_What is being asked_:
Leave out the pictures and repeat every record exactly.

_Listed entries_:
--
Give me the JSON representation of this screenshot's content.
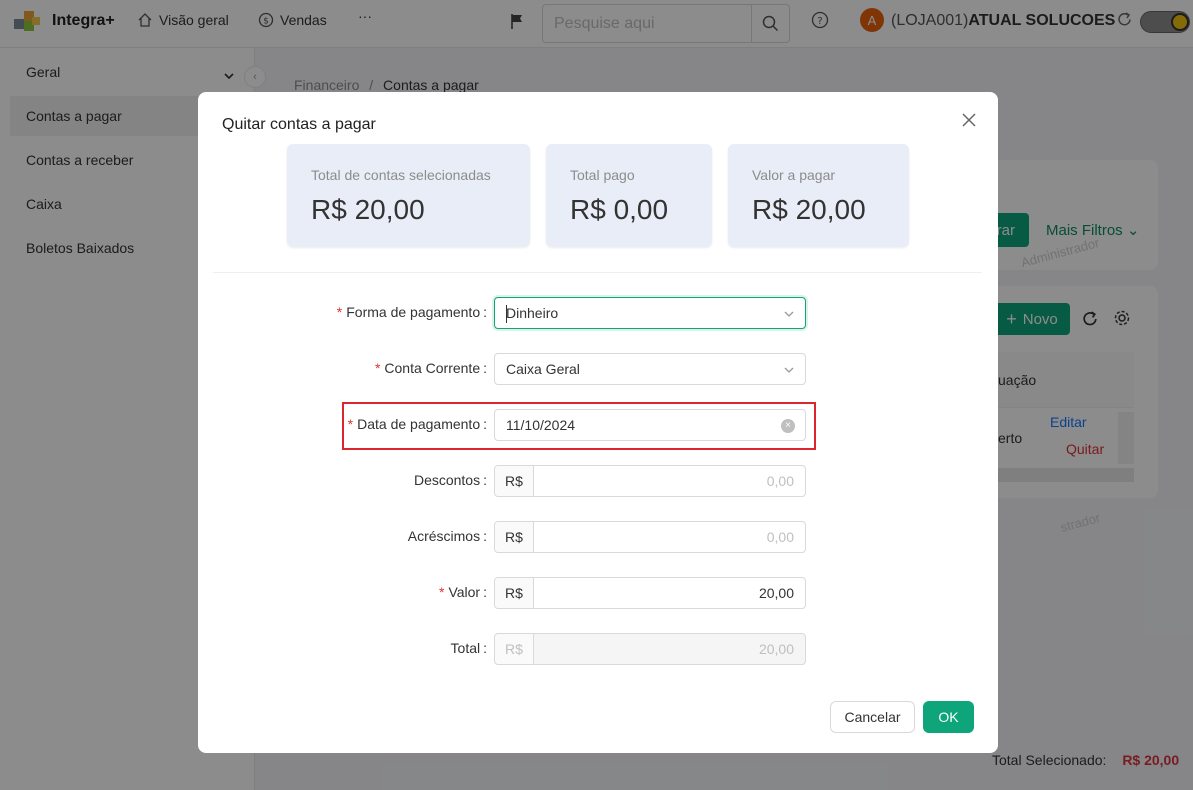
{
  "app": {
    "brand": "Integra+",
    "nav": [
      {
        "label": "Visão geral",
        "icon": "home-icon"
      },
      {
        "label": "Vendas",
        "icon": "dollar-circle-icon"
      },
      {
        "label": "···",
        "icon": "more-icon"
      }
    ],
    "search_placeholder": "Pesquise aqui",
    "avatar_letter": "A",
    "user_prefix": "(LOJA001)",
    "user_name": "ATUAL SOLUCOES"
  },
  "sidebar": {
    "items": [
      {
        "label": "Geral"
      },
      {
        "label": "Contas a pagar"
      },
      {
        "label": "Contas a receber"
      },
      {
        "label": "Caixa"
      },
      {
        "label": "Boletos Baixados"
      }
    ]
  },
  "background": {
    "breadcrumb": {
      "root": "Financeiro",
      "separator": "/",
      "current": "Contas a pagar"
    },
    "filter_button": "rar",
    "more_filters": "Mais Filtros",
    "new_button": "Novo",
    "table_header": "uação",
    "row_status": "erto",
    "row_edit": "Editar",
    "row_settle": "Quitar",
    "watermark": "Administrador",
    "watermark2": "strador",
    "total_selected_label": "Total Selecionado:",
    "total_selected_value": "R$ 20,00"
  },
  "modal": {
    "title": "Quitar contas a pagar",
    "stats": [
      {
        "label": "Total de contas selecionadas",
        "value": "R$ 20,00"
      },
      {
        "label": "Total pago",
        "value": "R$ 0,00"
      },
      {
        "label": "Valor a pagar",
        "value": "R$ 20,00"
      }
    ],
    "fields": {
      "forma_pagamento": {
        "label": "Forma de pagamento",
        "value": "Dinheiro",
        "required": true
      },
      "conta_corrente": {
        "label": "Conta Corrente",
        "value": "Caixa Geral",
        "required": true
      },
      "data_pagamento": {
        "label": "Data de pagamento",
        "value": "11/10/2024",
        "required": true
      },
      "descontos": {
        "label": "Descontos",
        "prefix": "R$",
        "placeholder": "0,00"
      },
      "acrescimos": {
        "label": "Acréscimos",
        "prefix": "R$",
        "placeholder": "0,00"
      },
      "valor": {
        "label": "Valor",
        "prefix": "R$",
        "value": "20,00",
        "required": true
      },
      "total": {
        "label": "Total",
        "prefix": "R$",
        "value": "20,00"
      }
    },
    "required_mark": "*",
    "label_suffix": ":",
    "cancel_label": "Cancelar",
    "ok_label": "OK"
  },
  "colors": {
    "primary": "#0ea57a",
    "danger": "#d9262f",
    "stat_bg": "#e8edf7",
    "avatar": "#e8620c"
  }
}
--
_Result of the task_:
Give me the JSON representation of this screenshot's content.
{
  "app": {
    "brand": "Integra+",
    "nav": [
      {
        "label": "Visão geral",
        "icon": "home-icon"
      },
      {
        "label": "Vendas",
        "icon": "dollar-circle-icon"
      },
      {
        "label": "···",
        "icon": "more-icon"
      }
    ],
    "search_placeholder": "Pesquise aqui",
    "avatar_letter": "A",
    "user_prefix": "(LOJA001)",
    "user_name": "ATUAL SOLUCOES"
  },
  "sidebar": {
    "items": [
      {
        "label": "Geral"
      },
      {
        "label": "Contas a pagar"
      },
      {
        "label": "Contas a receber"
      },
      {
        "label": "Caixa"
      },
      {
        "label": "Boletos Baixados"
      }
    ]
  },
  "background": {
    "breadcrumb": {
      "root": "Financeiro",
      "separator": "/",
      "current": "Contas a pagar"
    },
    "filter_button": "rar",
    "more_filters": "Mais Filtros",
    "new_button": "Novo",
    "table_header": "uação",
    "row_status": "erto",
    "row_edit": "Editar",
    "row_settle": "Quitar",
    "watermark": "Administrador",
    "watermark2": "strador",
    "total_selected_label": "Total Selecionado:",
    "total_selected_value": "R$ 20,00"
  },
  "modal": {
    "title": "Quitar contas a pagar",
    "stats": [
      {
        "label": "Total de contas selecionadas",
        "value": "R$ 20,00"
      },
      {
        "label": "Total pago",
        "value": "R$ 0,00"
      },
      {
        "label": "Valor a pagar",
        "value": "R$ 20,00"
      }
    ],
    "fields": {
      "forma_pagamento": {
        "label": "Forma de pagamento",
        "value": "Dinheiro",
        "required": true
      },
      "conta_corrente": {
        "label": "Conta Corrente",
        "value": "Caixa Geral",
        "required": true
      },
      "data_pagamento": {
        "label": "Data de pagamento",
        "value": "11/10/2024",
        "required": true
      },
      "descontos": {
        "label": "Descontos",
        "prefix": "R$",
        "placeholder": "0,00"
      },
      "acrescimos": {
        "label": "Acréscimos",
        "prefix": "R$",
        "placeholder": "0,00"
      },
      "valor": {
        "label": "Valor",
        "prefix": "R$",
        "value": "20,00",
        "required": true
      },
      "total": {
        "label": "Total",
        "prefix": "R$",
        "value": "20,00"
      }
    },
    "required_mark": "*",
    "label_suffix": ":",
    "cancel_label": "Cancelar",
    "ok_label": "OK"
  },
  "colors": {
    "primary": "#0ea57a",
    "danger": "#d9262f",
    "stat_bg": "#e8edf7",
    "avatar": "#e8620c"
  }
}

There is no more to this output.